Saved data entries:
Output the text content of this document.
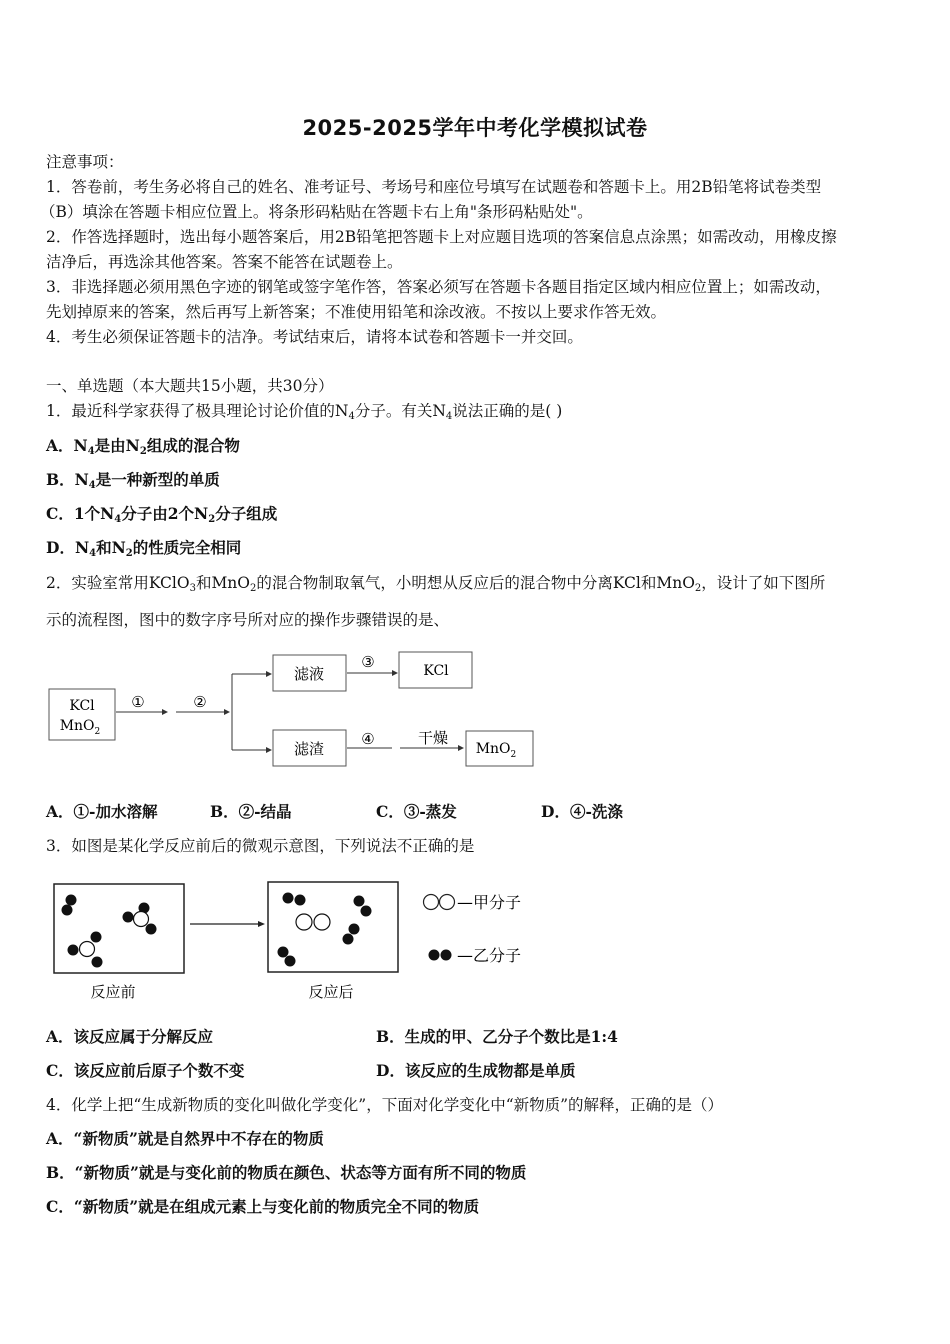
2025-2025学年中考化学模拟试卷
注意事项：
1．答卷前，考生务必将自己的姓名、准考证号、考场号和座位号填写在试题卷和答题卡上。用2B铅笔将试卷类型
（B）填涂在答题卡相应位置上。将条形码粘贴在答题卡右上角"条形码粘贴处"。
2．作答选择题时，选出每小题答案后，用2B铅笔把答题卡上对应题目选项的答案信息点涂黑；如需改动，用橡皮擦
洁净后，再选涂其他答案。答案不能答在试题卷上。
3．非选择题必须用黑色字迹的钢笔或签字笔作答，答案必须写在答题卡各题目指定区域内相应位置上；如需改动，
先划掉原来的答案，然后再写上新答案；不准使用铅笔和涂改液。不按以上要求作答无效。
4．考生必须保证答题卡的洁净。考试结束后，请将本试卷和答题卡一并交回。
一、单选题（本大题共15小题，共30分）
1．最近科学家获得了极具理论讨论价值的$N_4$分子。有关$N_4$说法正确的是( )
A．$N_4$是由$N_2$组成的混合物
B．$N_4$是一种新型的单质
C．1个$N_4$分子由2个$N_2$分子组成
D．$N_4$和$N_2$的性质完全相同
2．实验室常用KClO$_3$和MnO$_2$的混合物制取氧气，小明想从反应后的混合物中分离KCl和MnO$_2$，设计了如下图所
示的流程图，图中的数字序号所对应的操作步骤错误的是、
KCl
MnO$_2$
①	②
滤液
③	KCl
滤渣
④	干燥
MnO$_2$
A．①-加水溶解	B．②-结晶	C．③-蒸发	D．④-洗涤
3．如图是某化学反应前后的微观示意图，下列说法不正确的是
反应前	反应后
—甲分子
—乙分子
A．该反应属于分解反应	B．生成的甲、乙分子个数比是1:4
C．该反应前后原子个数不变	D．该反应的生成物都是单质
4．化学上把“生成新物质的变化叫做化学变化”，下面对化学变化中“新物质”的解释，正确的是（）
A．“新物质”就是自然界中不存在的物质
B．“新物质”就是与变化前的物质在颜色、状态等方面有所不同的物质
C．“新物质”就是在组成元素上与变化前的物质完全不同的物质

* _TASK GOAL_
Each line of the material above either contains the word "如需改动" or does not; state how many do, and nothing else.

* _RESPONSE TO THE EXERCISE_
2